**Instruction**
Transcribe the entries that follow exactly as they appear, minus pictures.

**Extracted material**
=-=-=-=-=

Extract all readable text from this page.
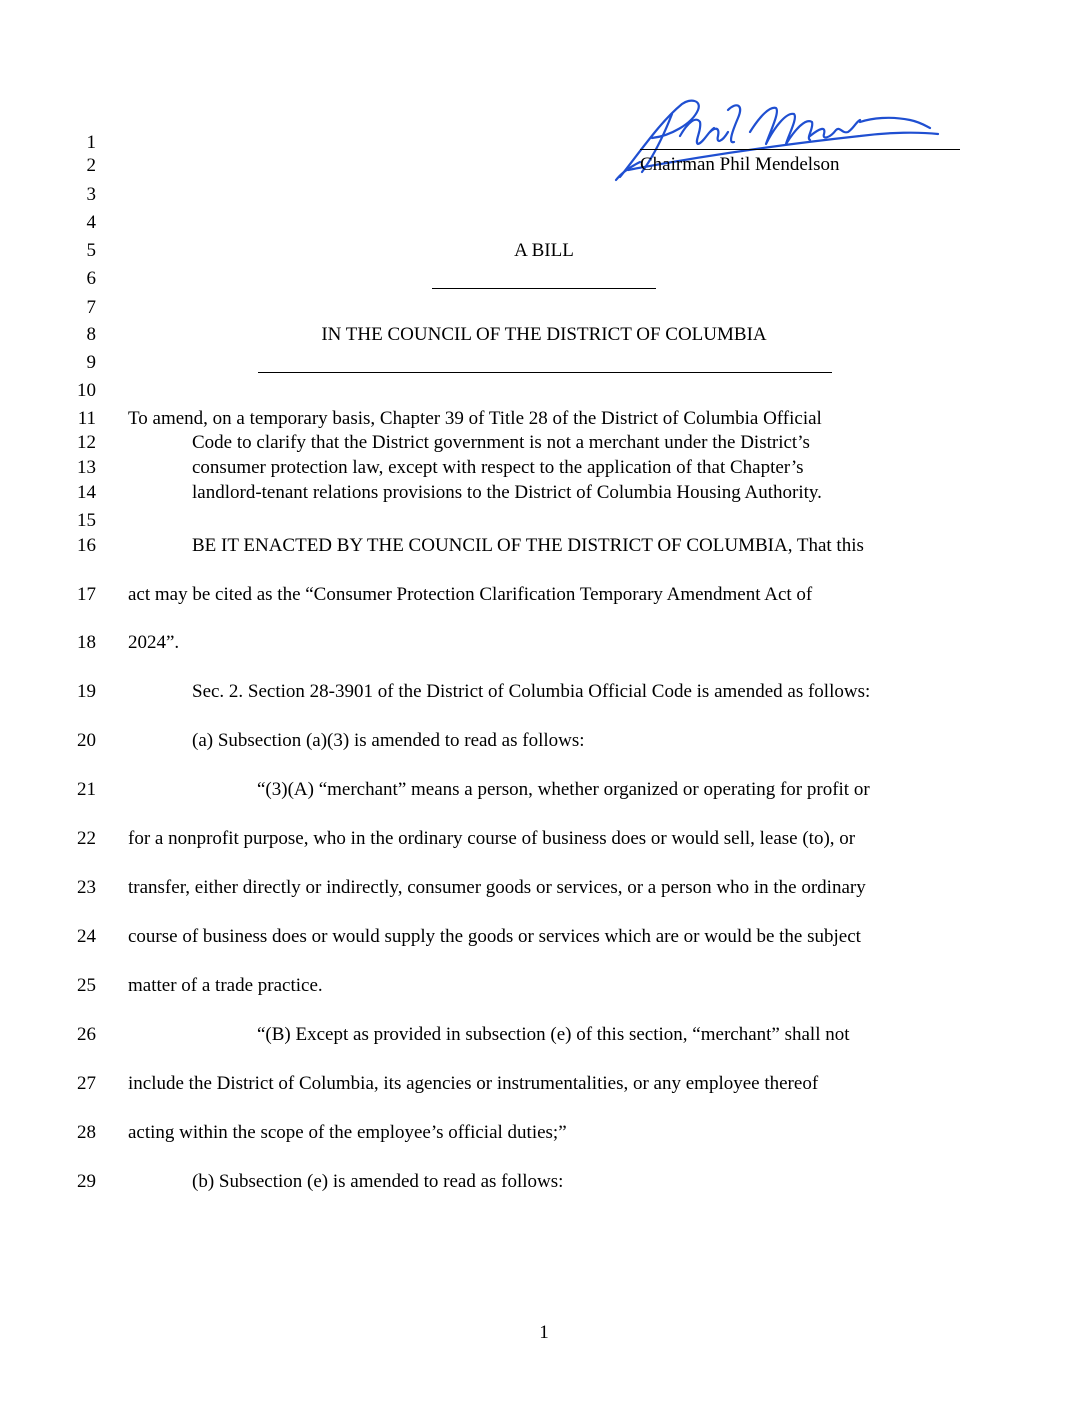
Chairman Phil Mendelson
1
2
3
4
5
6
7
8
9
10
11
12
13
14
15
16
17
18
19
20
21
22
23
24
25
26
27
28
29
A BILL
IN THE COUNCIL OF THE DISTRICT OF COLUMBIA
To amend, on a temporary basis, Chapter 39 of Title 28 of the District of Columbia Official
Code to clarify that the District government is not a merchant under the District’s
consumer protection law, except with respect to the application of that Chapter’s
landlord-tenant relations provisions to the District of Columbia Housing Authority.
BE IT ENACTED BY THE COUNCIL OF THE DISTRICT OF COLUMBIA, That this
act may be cited as the “Consumer Protection Clarification Temporary Amendment Act of
2024”.
Sec. 2. Section 28-3901 of the District of Columbia Official Code is amended as follows:
(a) Subsection (a)(3) is amended to read as follows:
“(3)(A) “merchant” means a person, whether organized or operating for profit or
for a nonprofit purpose, who in the ordinary course of business does or would sell, lease (to), or
transfer, either directly or indirectly, consumer goods or services, or a person who in the ordinary
course of business does or would supply the goods or services which are or would be the subject
matter of a trade practice.
“(B) Except as provided in subsection (e) of this section, “merchant” shall not
include the District of Columbia, its agencies or instrumentalities, or any employee thereof
acting within the scope of the employee’s official duties;”
(b) Subsection (e) is amended to read as follows:
1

=-=-=-=-=

**Result below**
Extract all readable text from this page.
Chairman Phil Mendelson
1
2
3
4
5
6
7
8
9
10
11
12
13
14
15
16
17
18
19
20
21
22
23
24
25
26
27
28
29
A BILL
IN THE COUNCIL OF THE DISTRICT OF COLUMBIA
To amend, on a temporary basis, Chapter 39 of Title 28 of the District of Columbia Official
Code to clarify that the District government is not a merchant under the District’s
consumer protection law, except with respect to the application of that Chapter’s
landlord-tenant relations provisions to the District of Columbia Housing Authority.
BE IT ENACTED BY THE COUNCIL OF THE DISTRICT OF COLUMBIA, That this
act may be cited as the “Consumer Protection Clarification Temporary Amendment Act of
2024”.
Sec. 2. Section 28-3901 of the District of Columbia Official Code is amended as follows:
(a) Subsection (a)(3) is amended to read as follows:
“(3)(A) “merchant” means a person, whether organized or operating for profit or
for a nonprofit purpose, who in the ordinary course of business does or would sell, lease (to), or
transfer, either directly or indirectly, consumer goods or services, or a person who in the ordinary
course of business does or would supply the goods or services which are or would be the subject
matter of a trade practice.
“(B) Except as provided in subsection (e) of this section, “merchant” shall not
include the District of Columbia, its agencies or instrumentalities, or any employee thereof
acting within the scope of the employee’s official duties;”
(b) Subsection (e) is amended to read as follows:
1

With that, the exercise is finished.